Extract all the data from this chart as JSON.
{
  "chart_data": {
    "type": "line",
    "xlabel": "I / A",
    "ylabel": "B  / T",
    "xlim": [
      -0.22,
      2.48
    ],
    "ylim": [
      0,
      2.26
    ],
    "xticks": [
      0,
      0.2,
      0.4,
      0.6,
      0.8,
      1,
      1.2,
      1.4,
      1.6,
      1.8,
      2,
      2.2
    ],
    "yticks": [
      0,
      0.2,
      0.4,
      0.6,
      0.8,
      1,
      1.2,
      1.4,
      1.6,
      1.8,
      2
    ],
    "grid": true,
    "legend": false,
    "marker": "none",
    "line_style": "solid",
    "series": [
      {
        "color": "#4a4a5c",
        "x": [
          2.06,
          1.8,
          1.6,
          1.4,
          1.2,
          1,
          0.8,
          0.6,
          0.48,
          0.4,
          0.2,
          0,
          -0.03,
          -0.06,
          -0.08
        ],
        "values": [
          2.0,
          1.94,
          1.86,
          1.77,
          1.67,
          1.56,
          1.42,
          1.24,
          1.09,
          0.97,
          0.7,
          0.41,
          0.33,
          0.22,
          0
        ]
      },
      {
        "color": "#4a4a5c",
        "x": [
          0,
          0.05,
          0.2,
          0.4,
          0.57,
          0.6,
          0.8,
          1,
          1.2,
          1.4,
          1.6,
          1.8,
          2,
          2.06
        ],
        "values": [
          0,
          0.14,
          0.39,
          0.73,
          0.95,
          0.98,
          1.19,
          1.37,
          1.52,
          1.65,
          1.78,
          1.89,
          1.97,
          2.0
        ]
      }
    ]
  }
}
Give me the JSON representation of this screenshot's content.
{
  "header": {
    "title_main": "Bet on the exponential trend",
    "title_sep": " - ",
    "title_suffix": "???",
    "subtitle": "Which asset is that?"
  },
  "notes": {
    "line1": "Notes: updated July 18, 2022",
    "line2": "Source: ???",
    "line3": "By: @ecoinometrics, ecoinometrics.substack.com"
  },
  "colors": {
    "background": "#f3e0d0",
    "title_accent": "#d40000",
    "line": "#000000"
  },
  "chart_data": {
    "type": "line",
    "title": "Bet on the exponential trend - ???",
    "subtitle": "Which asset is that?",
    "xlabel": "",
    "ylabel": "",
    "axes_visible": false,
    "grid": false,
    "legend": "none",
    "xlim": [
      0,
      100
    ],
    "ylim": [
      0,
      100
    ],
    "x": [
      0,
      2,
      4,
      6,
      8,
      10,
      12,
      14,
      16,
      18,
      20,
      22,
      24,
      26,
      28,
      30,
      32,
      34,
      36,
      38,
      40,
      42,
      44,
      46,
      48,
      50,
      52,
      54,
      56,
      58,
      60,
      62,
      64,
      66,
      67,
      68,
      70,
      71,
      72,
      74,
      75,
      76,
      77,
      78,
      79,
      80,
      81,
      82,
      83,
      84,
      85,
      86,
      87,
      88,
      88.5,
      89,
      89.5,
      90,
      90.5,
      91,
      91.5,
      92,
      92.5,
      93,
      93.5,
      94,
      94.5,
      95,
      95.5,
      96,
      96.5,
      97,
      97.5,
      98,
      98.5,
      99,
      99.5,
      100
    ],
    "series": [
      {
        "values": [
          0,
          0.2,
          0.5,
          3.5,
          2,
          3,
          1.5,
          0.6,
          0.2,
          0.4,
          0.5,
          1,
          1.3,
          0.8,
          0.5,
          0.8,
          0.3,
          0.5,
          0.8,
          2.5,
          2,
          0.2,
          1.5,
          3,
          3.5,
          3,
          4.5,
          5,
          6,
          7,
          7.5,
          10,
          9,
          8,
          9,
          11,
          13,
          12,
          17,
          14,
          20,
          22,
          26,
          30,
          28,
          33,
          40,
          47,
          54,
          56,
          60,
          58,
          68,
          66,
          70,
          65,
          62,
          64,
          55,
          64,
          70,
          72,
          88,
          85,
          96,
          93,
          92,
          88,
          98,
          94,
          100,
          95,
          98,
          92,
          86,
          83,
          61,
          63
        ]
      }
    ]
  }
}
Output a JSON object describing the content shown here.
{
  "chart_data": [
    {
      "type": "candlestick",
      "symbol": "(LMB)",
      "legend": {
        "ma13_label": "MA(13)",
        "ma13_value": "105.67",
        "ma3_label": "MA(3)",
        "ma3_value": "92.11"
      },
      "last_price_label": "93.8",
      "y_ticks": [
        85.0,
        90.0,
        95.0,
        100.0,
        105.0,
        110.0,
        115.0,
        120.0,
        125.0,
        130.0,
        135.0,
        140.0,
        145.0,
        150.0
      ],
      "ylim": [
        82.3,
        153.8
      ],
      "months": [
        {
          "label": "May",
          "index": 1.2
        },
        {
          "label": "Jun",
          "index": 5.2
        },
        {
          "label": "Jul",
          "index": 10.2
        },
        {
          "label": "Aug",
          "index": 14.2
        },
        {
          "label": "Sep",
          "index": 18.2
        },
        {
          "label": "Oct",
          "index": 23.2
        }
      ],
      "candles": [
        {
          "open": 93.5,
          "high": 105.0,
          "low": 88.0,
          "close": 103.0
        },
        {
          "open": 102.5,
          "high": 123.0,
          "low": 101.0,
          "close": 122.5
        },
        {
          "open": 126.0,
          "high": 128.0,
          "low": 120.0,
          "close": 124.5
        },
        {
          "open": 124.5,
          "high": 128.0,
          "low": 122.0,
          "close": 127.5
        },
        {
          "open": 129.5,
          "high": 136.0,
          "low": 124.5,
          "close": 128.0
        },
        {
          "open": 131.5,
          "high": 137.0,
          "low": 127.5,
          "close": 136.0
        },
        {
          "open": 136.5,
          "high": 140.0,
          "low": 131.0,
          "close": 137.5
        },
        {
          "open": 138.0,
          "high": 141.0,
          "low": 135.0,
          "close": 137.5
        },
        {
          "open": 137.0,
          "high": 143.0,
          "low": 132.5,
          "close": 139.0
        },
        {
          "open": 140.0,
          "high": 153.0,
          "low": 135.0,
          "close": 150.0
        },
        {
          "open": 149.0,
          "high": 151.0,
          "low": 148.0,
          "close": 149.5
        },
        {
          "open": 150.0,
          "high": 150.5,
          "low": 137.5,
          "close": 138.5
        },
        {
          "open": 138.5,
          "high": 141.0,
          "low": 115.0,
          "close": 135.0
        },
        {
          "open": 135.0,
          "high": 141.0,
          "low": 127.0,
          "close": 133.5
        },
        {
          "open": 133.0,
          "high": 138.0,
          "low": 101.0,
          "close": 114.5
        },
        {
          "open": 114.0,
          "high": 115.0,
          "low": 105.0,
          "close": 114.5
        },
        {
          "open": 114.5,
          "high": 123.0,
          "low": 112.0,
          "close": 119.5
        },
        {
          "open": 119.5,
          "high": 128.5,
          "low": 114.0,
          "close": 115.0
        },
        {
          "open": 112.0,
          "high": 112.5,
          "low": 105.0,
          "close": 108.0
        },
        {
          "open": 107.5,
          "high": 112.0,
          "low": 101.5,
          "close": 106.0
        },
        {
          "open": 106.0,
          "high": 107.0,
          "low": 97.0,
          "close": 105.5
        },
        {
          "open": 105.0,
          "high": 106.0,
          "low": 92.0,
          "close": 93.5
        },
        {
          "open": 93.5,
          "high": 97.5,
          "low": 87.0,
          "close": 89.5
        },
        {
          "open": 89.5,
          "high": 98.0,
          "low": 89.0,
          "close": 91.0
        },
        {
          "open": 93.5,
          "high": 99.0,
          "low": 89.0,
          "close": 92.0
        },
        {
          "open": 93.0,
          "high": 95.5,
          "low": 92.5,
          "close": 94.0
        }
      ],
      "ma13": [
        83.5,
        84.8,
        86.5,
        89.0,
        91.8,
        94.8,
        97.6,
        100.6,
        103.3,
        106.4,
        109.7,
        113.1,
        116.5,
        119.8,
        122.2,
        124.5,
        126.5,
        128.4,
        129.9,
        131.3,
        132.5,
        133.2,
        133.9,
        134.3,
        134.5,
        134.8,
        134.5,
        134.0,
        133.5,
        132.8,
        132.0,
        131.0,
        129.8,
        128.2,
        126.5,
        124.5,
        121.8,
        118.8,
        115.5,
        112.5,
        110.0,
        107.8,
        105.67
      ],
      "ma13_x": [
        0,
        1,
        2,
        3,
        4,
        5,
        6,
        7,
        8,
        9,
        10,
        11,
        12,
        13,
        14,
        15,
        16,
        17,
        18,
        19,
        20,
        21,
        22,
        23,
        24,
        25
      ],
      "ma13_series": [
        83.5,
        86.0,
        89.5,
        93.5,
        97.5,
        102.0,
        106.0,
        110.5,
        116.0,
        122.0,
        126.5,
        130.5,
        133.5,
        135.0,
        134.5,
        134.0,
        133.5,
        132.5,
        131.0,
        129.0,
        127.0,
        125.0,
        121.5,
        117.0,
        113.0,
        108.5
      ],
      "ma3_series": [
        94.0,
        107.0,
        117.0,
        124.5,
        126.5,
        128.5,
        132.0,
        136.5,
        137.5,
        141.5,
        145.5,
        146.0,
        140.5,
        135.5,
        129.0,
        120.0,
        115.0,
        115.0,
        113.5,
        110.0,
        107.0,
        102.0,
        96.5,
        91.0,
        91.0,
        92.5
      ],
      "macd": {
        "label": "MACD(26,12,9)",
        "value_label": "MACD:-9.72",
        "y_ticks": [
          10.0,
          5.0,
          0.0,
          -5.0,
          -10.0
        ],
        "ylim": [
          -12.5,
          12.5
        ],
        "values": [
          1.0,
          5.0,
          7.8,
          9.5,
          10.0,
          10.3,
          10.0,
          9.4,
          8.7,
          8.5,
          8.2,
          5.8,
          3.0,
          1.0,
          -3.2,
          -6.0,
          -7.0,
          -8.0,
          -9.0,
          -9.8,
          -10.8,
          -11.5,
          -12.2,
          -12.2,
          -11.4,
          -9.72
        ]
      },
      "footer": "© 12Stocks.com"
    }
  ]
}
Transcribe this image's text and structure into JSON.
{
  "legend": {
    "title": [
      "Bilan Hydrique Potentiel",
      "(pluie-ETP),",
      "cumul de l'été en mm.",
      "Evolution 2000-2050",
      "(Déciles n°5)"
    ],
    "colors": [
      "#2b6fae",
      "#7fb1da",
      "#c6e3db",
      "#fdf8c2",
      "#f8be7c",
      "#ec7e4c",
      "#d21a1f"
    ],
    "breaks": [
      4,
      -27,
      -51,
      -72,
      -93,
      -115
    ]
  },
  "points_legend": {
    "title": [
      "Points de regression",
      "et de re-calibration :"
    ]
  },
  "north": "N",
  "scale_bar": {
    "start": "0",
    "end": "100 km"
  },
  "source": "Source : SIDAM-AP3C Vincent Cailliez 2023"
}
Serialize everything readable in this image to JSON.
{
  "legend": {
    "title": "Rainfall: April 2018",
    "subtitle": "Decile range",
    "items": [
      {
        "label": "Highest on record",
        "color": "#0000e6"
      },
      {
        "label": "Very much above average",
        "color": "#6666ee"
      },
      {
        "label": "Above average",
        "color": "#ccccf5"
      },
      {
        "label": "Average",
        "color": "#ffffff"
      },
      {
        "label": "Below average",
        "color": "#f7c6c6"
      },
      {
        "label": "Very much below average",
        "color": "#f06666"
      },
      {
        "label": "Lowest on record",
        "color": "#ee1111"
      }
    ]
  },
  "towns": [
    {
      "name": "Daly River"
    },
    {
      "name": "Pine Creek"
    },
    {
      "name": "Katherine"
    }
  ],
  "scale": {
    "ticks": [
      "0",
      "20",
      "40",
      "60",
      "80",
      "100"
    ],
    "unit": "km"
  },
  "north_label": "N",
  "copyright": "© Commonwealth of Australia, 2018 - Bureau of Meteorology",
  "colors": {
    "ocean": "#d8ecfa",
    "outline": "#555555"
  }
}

⁂

[EXERCISE DESCRIPTION]
In the listing, find every line containing the word "name" and list it.

[EXERCISE RESULT]
      "name": "Daly River"
      "name": "Pine Creek"
      "name": "Katherine"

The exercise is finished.